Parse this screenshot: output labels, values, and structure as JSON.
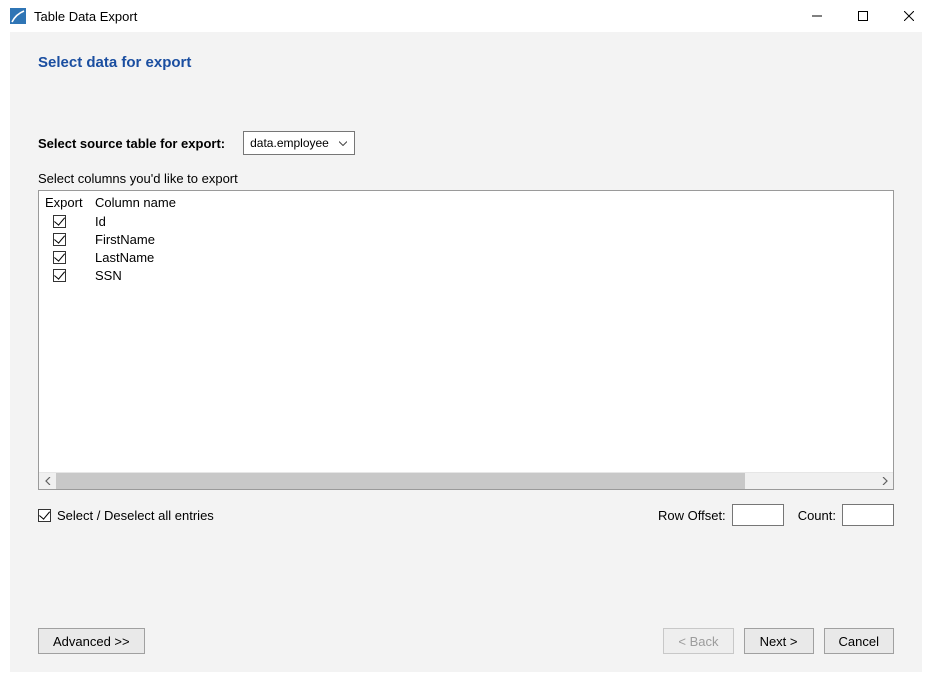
{
  "window": {
    "title": "Table Data Export"
  },
  "heading": "Select data for export",
  "source": {
    "label": "Select source table for export:",
    "selected": "data.employee"
  },
  "columns": {
    "instruction": "Select columns you'd like to export",
    "headers": {
      "export": "Export",
      "name": "Column name"
    },
    "items": [
      {
        "checked": true,
        "name": "Id"
      },
      {
        "checked": true,
        "name": "FirstName"
      },
      {
        "checked": true,
        "name": "LastName"
      },
      {
        "checked": true,
        "name": "SSN"
      }
    ]
  },
  "selectAll": {
    "checked": true,
    "label": "Select / Deselect all entries"
  },
  "rowOffset": {
    "label": "Row Offset:",
    "value": ""
  },
  "count": {
    "label": "Count:",
    "value": ""
  },
  "buttons": {
    "advanced": "Advanced >>",
    "back": "< Back",
    "next": "Next >",
    "cancel": "Cancel"
  }
}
════════════════
What you will do
Reproduce the material above verbatim; omit every picture.

Output below
Parse this screenshot: output labels, values, and structure as JSON.
{
  "window": {
    "title": "Table Data Export"
  },
  "heading": "Select data for export",
  "source": {
    "label": "Select source table for export:",
    "selected": "data.employee"
  },
  "columns": {
    "instruction": "Select columns you'd like to export",
    "headers": {
      "export": "Export",
      "name": "Column name"
    },
    "items": [
      {
        "checked": true,
        "name": "Id"
      },
      {
        "checked": true,
        "name": "FirstName"
      },
      {
        "checked": true,
        "name": "LastName"
      },
      {
        "checked": true,
        "name": "SSN"
      }
    ]
  },
  "selectAll": {
    "checked": true,
    "label": "Select / Deselect all entries"
  },
  "rowOffset": {
    "label": "Row Offset:",
    "value": ""
  },
  "count": {
    "label": "Count:",
    "value": ""
  },
  "buttons": {
    "advanced": "Advanced >>",
    "back": "< Back",
    "next": "Next >",
    "cancel": "Cancel"
  }
}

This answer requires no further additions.